++++ GIVEN RECORDS ++++

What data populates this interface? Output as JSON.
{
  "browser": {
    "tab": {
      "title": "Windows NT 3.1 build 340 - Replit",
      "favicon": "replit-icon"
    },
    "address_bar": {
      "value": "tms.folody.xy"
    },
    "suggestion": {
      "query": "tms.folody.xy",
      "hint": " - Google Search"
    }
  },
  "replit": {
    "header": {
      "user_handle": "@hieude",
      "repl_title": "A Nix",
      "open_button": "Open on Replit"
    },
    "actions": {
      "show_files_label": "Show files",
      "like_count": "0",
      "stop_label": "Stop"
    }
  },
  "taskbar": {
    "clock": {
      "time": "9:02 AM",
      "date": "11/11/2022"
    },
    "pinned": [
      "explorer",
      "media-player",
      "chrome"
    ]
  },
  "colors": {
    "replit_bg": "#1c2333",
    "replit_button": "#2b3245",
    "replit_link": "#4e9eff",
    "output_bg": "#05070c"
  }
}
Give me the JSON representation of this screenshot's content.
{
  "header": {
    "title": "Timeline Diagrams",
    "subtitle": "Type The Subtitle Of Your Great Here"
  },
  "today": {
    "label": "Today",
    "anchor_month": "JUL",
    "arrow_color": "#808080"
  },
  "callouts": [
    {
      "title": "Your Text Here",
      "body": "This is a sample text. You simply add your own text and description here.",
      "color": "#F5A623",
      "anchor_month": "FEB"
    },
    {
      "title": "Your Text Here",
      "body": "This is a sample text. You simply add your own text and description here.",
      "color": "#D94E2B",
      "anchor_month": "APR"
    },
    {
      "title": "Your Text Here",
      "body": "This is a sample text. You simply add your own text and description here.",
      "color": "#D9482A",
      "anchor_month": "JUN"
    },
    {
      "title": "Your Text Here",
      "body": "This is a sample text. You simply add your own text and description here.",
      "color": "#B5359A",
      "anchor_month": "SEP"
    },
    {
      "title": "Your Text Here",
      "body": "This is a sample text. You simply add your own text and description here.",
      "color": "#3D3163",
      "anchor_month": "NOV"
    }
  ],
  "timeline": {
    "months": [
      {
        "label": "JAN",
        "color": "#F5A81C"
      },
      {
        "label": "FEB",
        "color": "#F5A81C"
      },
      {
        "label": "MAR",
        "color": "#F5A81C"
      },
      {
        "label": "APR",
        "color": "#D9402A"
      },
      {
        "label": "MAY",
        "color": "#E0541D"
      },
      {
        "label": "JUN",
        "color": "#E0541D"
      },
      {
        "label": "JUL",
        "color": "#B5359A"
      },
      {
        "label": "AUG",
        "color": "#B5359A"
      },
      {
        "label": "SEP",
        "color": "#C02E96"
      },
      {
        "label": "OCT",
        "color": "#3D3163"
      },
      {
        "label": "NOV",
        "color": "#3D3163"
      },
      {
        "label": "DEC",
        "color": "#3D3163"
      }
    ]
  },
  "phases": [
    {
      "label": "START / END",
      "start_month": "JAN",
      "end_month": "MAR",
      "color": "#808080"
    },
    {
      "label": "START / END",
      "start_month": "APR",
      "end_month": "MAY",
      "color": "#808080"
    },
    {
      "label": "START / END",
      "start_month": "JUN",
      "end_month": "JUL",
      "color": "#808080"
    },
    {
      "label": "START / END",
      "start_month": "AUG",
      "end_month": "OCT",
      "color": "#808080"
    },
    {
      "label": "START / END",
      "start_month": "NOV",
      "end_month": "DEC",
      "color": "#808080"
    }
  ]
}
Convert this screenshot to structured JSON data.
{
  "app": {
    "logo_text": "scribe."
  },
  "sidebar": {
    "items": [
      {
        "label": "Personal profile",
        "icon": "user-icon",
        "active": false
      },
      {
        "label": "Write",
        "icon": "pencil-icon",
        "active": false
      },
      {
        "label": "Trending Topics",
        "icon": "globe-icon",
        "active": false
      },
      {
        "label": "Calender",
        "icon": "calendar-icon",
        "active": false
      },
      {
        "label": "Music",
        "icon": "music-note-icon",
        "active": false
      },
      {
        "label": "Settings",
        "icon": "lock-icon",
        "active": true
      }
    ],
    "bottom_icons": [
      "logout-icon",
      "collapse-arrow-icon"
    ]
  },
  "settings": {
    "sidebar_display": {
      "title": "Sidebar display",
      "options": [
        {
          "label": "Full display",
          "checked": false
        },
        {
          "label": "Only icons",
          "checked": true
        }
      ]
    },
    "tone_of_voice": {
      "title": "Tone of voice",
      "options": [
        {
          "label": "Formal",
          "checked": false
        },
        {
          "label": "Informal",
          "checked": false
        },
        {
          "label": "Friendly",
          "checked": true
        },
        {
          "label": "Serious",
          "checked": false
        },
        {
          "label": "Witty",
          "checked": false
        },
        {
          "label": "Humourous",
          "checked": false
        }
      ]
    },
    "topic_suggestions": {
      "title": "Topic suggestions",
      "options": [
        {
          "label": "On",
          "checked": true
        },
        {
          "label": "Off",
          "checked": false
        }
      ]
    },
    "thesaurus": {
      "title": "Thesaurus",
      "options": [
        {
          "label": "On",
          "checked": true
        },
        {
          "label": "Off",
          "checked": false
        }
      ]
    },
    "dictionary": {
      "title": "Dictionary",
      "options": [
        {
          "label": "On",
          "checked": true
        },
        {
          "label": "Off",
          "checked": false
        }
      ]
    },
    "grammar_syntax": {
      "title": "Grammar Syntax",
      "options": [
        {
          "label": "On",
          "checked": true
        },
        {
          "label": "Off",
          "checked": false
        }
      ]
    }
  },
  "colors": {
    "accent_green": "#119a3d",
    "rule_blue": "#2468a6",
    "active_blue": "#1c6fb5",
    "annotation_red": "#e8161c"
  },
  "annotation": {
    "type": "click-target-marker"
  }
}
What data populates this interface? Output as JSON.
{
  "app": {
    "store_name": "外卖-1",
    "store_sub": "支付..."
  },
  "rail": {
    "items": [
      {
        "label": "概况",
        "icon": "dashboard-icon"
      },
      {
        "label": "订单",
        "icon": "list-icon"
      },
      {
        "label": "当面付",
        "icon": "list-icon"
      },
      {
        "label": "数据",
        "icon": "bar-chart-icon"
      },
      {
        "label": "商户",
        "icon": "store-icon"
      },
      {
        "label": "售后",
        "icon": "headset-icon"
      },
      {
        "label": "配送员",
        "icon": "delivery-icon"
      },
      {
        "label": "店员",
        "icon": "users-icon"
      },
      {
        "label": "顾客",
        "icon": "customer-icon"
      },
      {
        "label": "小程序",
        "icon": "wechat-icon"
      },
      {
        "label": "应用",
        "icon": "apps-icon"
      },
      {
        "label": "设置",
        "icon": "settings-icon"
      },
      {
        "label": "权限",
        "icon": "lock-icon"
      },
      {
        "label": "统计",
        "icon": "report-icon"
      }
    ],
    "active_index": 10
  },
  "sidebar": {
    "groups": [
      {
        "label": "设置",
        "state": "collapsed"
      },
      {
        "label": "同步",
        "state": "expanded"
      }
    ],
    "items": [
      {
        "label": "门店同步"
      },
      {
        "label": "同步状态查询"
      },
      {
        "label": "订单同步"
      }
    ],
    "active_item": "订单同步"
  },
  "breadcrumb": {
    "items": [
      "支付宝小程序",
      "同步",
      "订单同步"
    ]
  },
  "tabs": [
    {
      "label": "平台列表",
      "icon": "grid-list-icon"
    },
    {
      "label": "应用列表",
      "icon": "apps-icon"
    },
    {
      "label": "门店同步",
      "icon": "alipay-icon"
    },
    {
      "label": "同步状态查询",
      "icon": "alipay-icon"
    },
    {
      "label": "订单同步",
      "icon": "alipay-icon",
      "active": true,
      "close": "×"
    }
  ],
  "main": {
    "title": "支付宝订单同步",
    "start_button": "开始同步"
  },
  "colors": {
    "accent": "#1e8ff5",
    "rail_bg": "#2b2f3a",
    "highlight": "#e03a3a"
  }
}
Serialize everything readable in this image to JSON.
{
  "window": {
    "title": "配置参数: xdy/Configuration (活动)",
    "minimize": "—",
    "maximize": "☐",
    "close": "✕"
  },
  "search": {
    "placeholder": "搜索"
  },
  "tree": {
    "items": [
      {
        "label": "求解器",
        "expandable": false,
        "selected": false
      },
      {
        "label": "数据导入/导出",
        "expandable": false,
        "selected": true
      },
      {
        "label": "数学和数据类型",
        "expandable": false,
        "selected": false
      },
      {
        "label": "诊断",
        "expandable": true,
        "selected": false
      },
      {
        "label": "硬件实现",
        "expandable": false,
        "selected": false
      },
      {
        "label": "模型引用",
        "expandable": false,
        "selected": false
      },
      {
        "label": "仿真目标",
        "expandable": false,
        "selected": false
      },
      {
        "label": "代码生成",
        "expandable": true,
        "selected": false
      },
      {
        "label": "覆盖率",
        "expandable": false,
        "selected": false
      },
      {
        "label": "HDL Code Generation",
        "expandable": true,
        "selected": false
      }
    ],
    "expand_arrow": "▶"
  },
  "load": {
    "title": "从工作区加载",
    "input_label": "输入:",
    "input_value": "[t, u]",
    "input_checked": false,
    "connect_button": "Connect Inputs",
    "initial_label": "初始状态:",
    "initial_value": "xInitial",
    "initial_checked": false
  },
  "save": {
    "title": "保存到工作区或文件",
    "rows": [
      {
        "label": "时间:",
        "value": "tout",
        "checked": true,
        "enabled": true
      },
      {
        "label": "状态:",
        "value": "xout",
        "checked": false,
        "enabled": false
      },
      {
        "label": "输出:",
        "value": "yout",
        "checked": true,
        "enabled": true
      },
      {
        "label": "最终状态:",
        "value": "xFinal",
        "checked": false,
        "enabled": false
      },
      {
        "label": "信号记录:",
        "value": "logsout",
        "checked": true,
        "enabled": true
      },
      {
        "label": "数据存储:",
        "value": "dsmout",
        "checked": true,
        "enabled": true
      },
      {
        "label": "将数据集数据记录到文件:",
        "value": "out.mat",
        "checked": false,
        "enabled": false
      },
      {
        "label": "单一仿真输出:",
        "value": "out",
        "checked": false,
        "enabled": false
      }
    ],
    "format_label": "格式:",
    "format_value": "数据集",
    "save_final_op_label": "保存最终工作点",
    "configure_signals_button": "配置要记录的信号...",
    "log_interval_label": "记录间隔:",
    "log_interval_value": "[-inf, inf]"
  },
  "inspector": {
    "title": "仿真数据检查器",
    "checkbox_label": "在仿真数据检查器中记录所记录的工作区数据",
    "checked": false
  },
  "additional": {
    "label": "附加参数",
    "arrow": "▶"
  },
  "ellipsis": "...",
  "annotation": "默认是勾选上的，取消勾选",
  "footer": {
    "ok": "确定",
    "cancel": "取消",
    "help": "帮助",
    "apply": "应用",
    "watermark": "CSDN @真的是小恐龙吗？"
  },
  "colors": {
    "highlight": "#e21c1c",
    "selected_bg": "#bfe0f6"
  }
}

++++

**TASK DESCRIPTION:**
Write out each line of the data that holds the string "JSON".

**EXERCISE SOLUTION:**
What data populates this interface? Output as JSON.
Give me the JSON representation of this screenshot's content.
Convert this screenshot to structured JSON data.
What data populates this interface? Output as JSON.
Serialize everything readable in this image to JSON.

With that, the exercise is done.